[WHAT THE TASK REQUIRES]:
Filter the entries, keeping every line with the word "left".
------ RECORDED INFORMATION ------
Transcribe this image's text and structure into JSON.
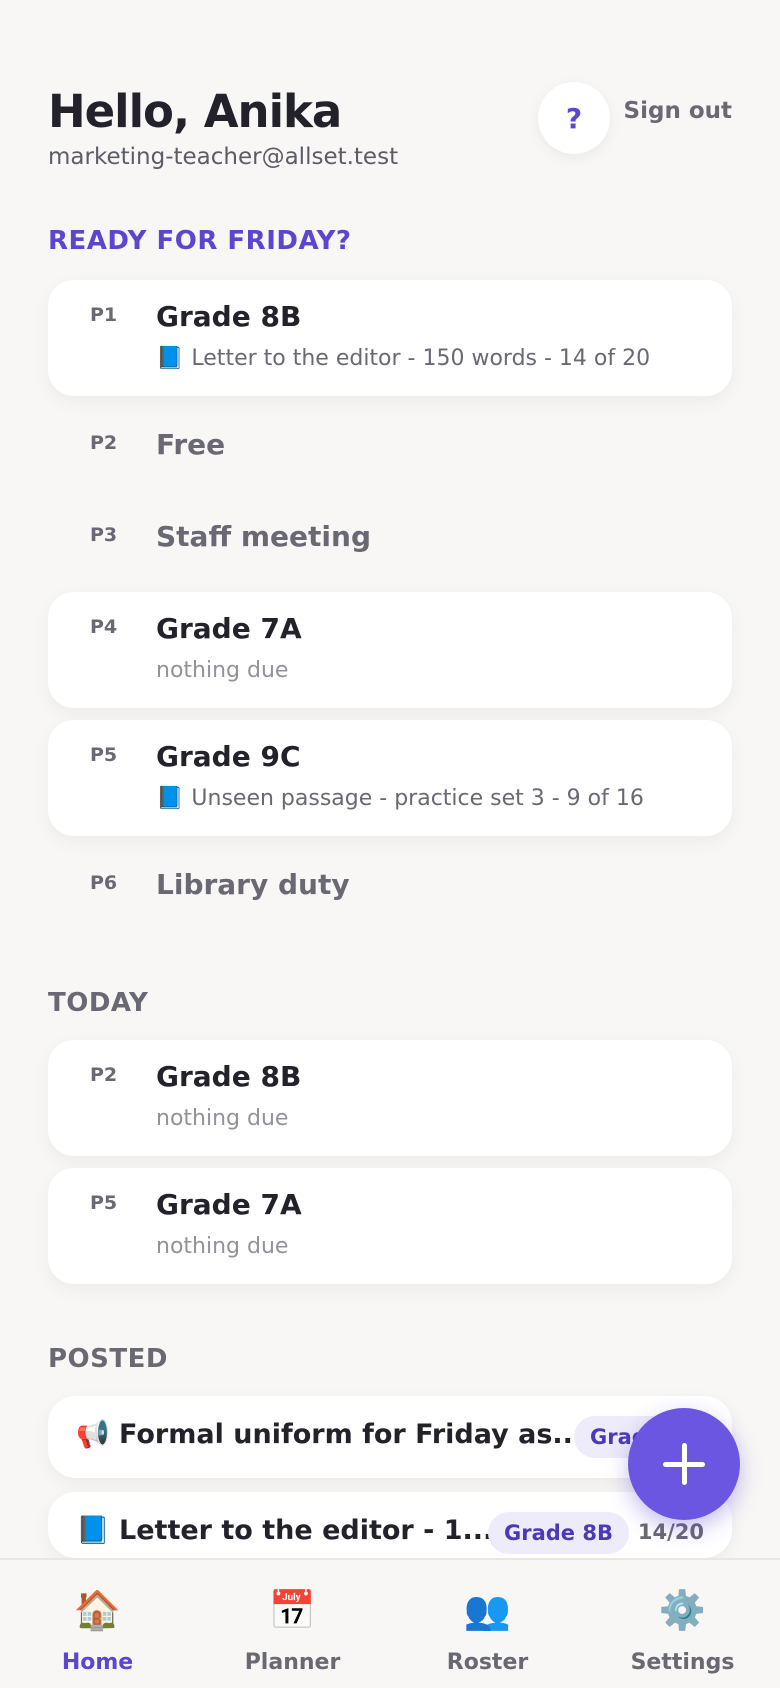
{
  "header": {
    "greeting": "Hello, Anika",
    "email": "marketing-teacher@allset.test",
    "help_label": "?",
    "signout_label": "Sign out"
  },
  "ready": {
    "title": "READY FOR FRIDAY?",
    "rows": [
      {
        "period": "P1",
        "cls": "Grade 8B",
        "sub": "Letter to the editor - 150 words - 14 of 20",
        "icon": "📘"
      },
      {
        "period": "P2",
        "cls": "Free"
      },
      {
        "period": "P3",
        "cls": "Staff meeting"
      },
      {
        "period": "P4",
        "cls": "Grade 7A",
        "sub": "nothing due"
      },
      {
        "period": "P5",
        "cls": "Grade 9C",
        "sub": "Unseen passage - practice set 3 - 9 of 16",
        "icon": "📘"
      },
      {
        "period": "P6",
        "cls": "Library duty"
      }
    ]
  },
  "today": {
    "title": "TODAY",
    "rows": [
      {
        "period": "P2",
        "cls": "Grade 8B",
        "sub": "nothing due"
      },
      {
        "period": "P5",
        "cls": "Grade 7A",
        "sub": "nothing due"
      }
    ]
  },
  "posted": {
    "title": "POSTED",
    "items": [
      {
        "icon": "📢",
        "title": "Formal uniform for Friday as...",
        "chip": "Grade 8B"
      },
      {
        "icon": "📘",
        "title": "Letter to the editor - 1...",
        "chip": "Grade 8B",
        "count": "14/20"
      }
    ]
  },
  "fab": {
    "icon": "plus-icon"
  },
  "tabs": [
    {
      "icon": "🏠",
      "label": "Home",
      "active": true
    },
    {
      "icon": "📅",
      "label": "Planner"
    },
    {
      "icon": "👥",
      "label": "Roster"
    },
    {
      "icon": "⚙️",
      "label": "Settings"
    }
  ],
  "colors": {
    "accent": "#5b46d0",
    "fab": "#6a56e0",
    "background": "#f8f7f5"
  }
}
------
------ RECORDED INFORMATION ------
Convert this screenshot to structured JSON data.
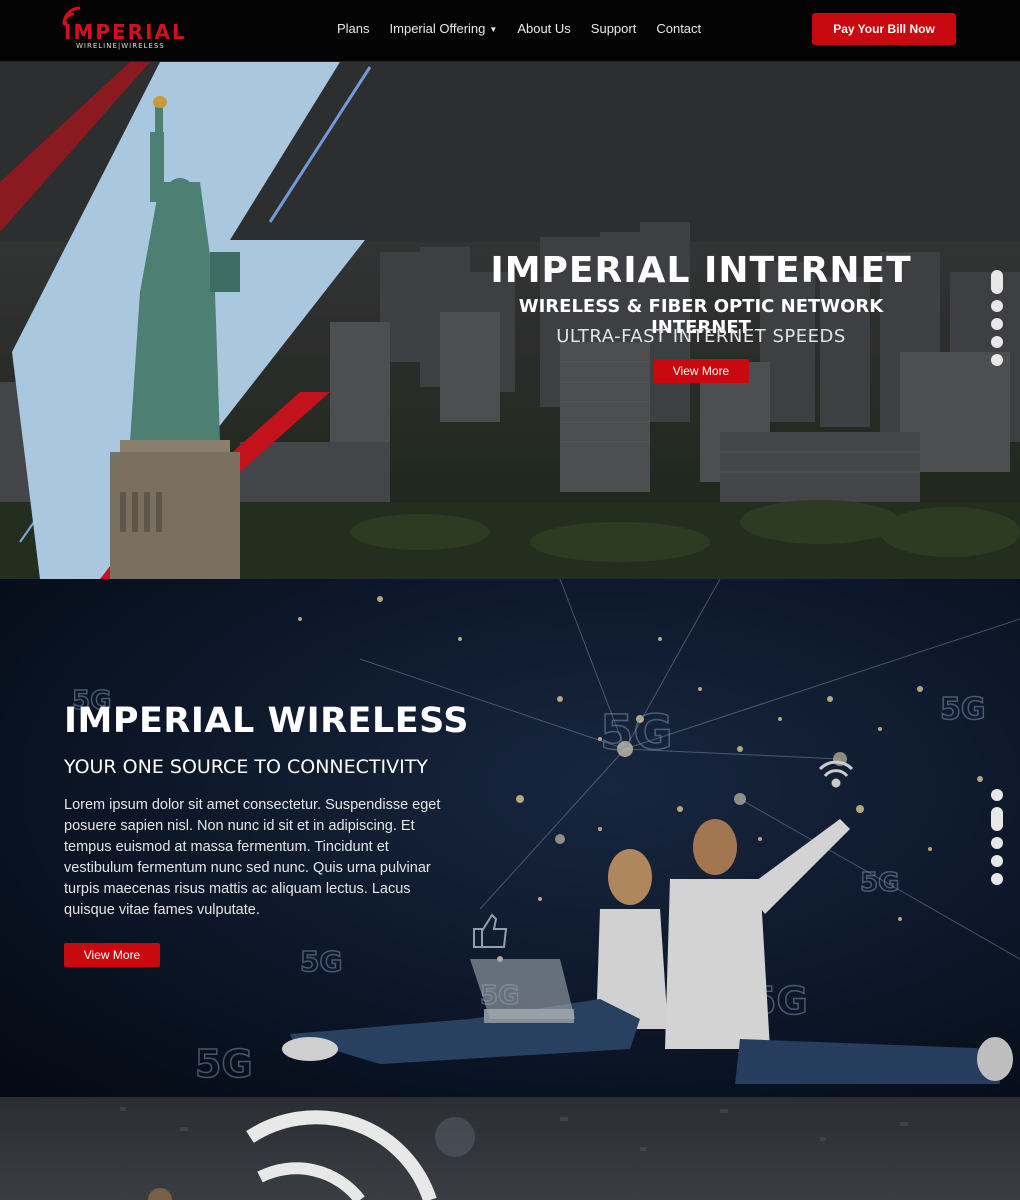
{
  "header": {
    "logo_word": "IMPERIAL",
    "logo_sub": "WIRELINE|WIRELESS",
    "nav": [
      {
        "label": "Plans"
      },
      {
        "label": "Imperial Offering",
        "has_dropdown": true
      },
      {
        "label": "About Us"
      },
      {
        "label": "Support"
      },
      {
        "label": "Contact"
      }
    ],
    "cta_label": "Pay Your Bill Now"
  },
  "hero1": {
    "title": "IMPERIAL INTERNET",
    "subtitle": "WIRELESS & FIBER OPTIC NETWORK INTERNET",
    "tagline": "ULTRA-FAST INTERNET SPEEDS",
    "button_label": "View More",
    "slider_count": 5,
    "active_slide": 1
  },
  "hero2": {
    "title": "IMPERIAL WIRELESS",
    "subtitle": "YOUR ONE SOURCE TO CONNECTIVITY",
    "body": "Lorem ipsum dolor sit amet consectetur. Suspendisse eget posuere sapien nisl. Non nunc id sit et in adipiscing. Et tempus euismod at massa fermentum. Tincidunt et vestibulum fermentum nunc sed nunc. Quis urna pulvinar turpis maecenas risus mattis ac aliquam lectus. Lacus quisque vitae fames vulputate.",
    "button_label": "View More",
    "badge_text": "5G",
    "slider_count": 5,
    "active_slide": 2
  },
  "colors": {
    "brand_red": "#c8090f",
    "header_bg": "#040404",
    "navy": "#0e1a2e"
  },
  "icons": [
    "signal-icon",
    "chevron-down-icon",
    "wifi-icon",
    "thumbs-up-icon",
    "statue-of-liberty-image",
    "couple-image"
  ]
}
------
------ RECORDED INFORMATION ------
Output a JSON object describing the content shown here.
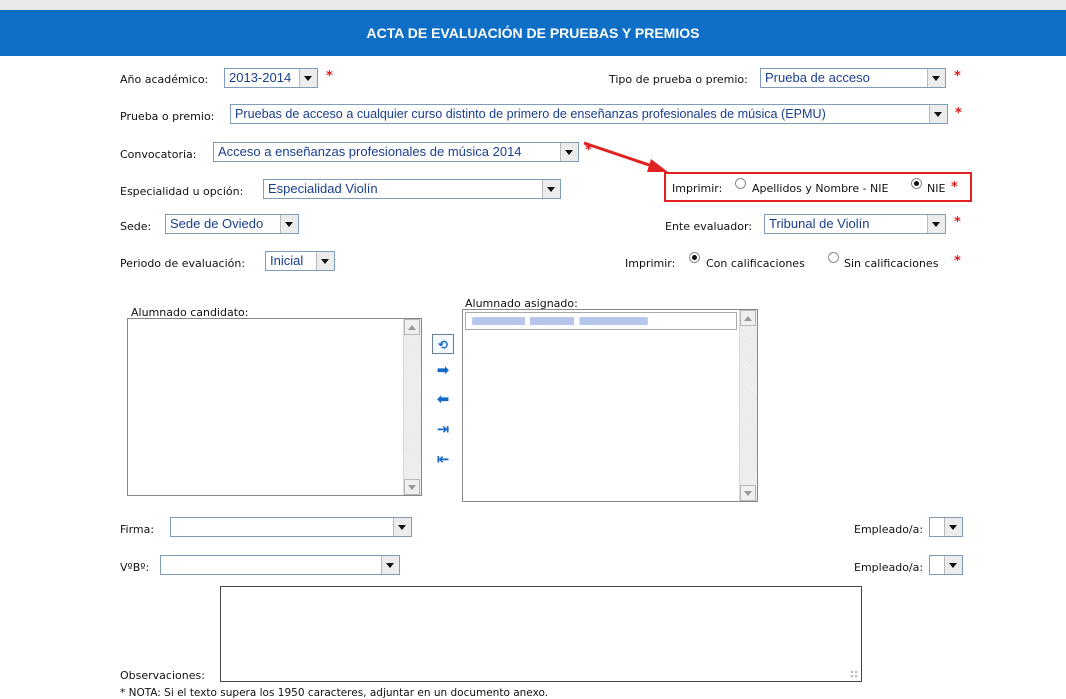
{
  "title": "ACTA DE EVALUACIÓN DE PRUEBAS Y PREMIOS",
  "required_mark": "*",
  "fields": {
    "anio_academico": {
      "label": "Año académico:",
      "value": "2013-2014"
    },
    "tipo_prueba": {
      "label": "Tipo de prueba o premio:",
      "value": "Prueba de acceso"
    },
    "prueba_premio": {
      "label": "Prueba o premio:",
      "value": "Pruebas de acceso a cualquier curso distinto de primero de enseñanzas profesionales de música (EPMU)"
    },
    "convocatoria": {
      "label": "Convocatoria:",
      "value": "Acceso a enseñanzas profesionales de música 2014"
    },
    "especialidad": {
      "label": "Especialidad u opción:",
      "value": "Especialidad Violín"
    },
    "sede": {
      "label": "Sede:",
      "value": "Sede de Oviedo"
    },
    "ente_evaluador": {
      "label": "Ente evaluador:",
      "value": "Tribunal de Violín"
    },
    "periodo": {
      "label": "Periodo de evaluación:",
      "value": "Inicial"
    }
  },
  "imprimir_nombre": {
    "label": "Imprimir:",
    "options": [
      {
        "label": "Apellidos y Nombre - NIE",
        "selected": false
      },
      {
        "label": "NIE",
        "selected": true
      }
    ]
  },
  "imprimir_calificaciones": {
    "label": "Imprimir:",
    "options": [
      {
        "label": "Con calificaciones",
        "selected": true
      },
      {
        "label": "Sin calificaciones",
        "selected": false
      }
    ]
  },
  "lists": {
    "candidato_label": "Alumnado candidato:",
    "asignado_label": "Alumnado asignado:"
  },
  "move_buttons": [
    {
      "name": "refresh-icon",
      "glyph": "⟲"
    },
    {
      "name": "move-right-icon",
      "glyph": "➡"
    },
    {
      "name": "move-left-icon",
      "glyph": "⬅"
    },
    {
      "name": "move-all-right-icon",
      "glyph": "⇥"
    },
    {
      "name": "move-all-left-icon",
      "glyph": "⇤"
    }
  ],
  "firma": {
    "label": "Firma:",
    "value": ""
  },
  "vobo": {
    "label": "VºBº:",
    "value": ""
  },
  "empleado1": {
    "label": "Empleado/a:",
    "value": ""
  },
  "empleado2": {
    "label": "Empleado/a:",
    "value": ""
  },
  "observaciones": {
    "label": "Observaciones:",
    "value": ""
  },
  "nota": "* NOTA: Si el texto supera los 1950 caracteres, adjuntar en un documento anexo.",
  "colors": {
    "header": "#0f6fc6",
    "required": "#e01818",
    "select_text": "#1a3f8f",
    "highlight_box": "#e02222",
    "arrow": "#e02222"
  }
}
------
[ANSWER TO THE EXERCISE]:
      "name": "move-left-icon",
      "name": "move-all-left-icon",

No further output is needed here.